## Prompt
Write out every entry, unchanged. Skip any picture.

Stored dataset items
· · · · · · ·

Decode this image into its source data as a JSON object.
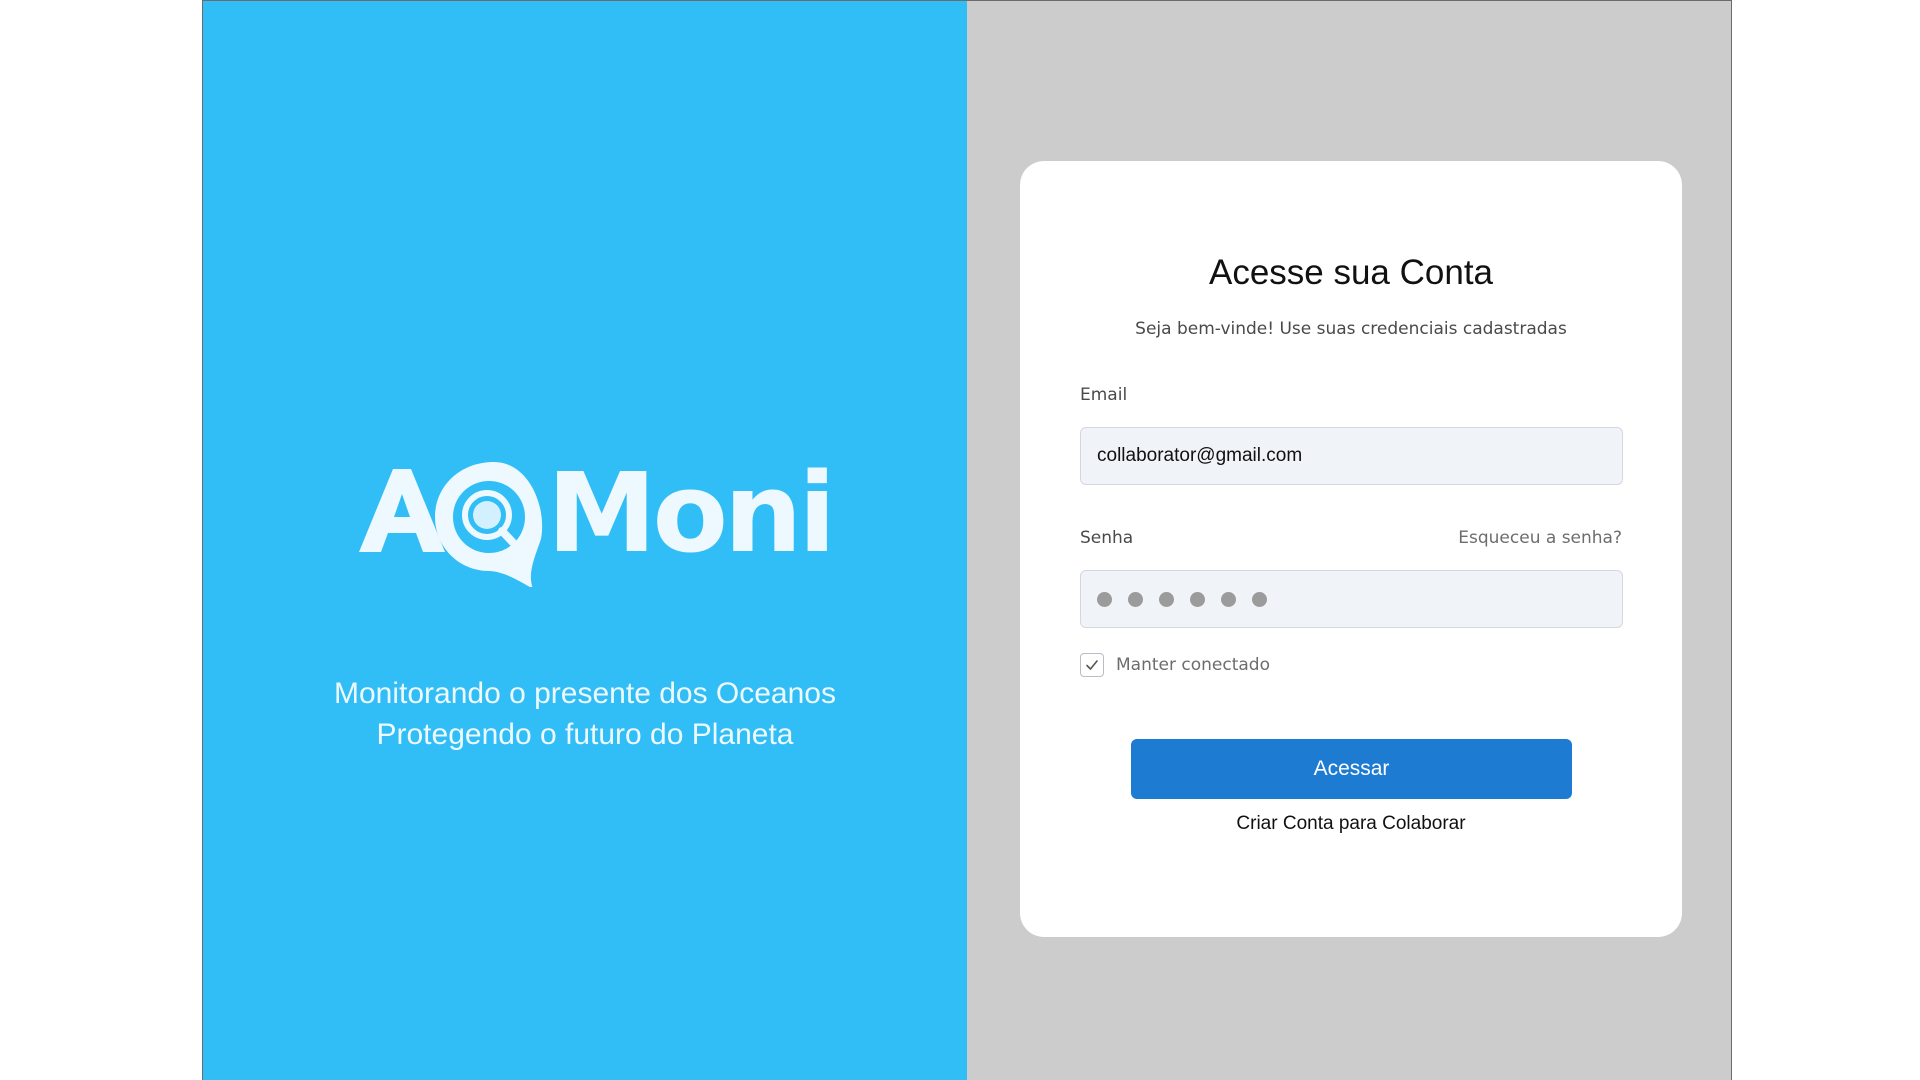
{
  "brand": {
    "logo_text": "AQMoni",
    "tagline_line1": "Monitorando o presente dos Oceanos",
    "tagline_line2": "Protegendo o futuro do Planeta",
    "logo_color": "#eef9ff",
    "panel_color": "#31bdf6"
  },
  "login": {
    "title": "Acesse sua Conta",
    "subtitle": "Seja bem-vinde! Use suas credenciais cadastradas",
    "email_label": "Email",
    "email_value": "collaborator@gmail.com",
    "password_label": "Senha",
    "forgot_password": "Esqueceu a senha?",
    "password_mask_length": 6,
    "remember_label": "Manter conectado",
    "remember_checked": true,
    "submit_label": "Acessar",
    "create_account": "Criar Conta para Colaborar",
    "accent_color": "#1e7bd2"
  }
}
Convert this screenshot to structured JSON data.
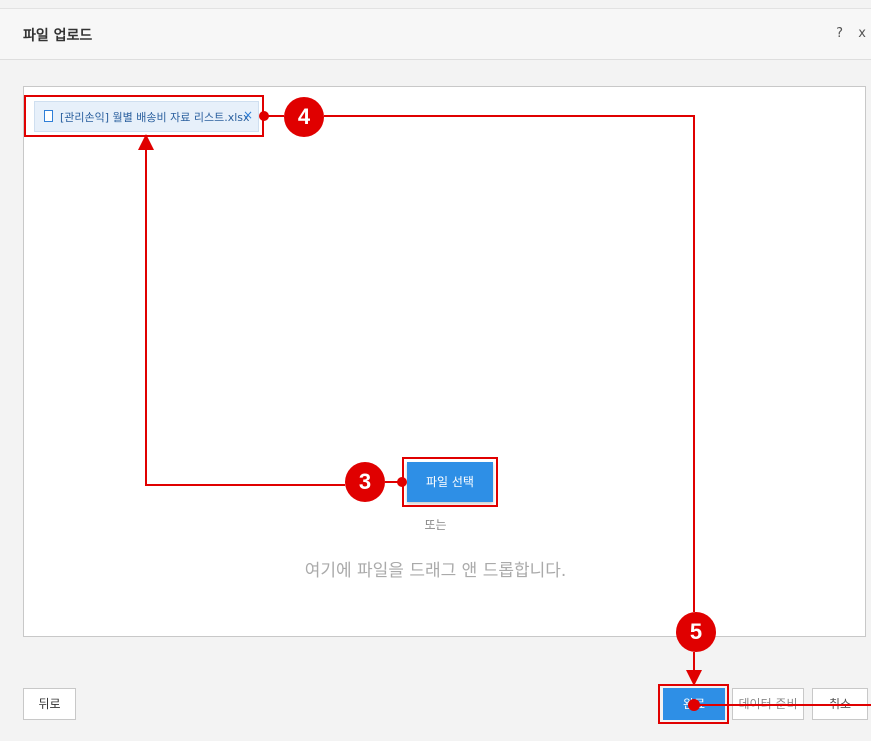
{
  "dialog": {
    "title": "파일 업로드",
    "help_label": "?",
    "close_label": "x"
  },
  "uploaded_file": {
    "name": "[관리손익] 월별 배송비 자료 리스트.xlsx",
    "remove_label": "×"
  },
  "dropzone": {
    "select_button_label": "파일 선택",
    "or_text": "또는",
    "drop_text": "여기에 파일을 드래그 앤 드롭합니다."
  },
  "footer": {
    "back_label": "뒤로",
    "done_label": "완료",
    "prepare_label": "데이터 준비",
    "cancel_label": "취소"
  },
  "annotations": {
    "color": "#e00000",
    "step_3": "3",
    "step_4": "4",
    "step_5": "5"
  },
  "colors": {
    "primary": "#2e8fe6",
    "file_chip_bg": "#e7f0fa"
  }
}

· · · · · · ·

## Task output
Decode this image into its source data as a JSON object.
{
  "brand": {
    "logo_text": "AQMoni",
    "tagline_line1": "Monitorando o presente dos Oceanos",
    "tagline_line2": "Protegendo o futuro do Planeta",
    "logo_color": "#eef9ff",
    "panel_color": "#31bdf6"
  },
  "login": {
    "title": "Acesse sua Conta",
    "subtitle": "Seja bem-vinde! Use suas credenciais cadastradas",
    "email_label": "Email",
    "email_value": "collaborator@gmail.com",
    "password_label": "Senha",
    "forgot_password": "Esqueceu a senha?",
    "password_mask_length": 6,
    "remember_label": "Manter conectado",
    "remember_checked": true,
    "submit_label": "Acessar",
    "create_account": "Criar Conta para Colaborar",
    "accent_color": "#1e7bd2"
  }
}
Convert this screenshot to structured JSON data.
{
  "dialog": {
    "title": "파일 업로드",
    "help_label": "?",
    "close_label": "x"
  },
  "uploaded_file": {
    "name": "[관리손익] 월별 배송비 자료 리스트.xlsx",
    "remove_label": "×"
  },
  "dropzone": {
    "select_button_label": "파일 선택",
    "or_text": "또는",
    "drop_text": "여기에 파일을 드래그 앤 드롭합니다."
  },
  "footer": {
    "back_label": "뒤로",
    "done_label": "완료",
    "prepare_label": "데이터 준비",
    "cancel_label": "취소"
  },
  "annotations": {
    "color": "#e00000",
    "step_3": "3",
    "step_4": "4",
    "step_5": "5"
  },
  "colors": {
    "primary": "#2e8fe6",
    "file_chip_bg": "#e7f0fa"
  }
}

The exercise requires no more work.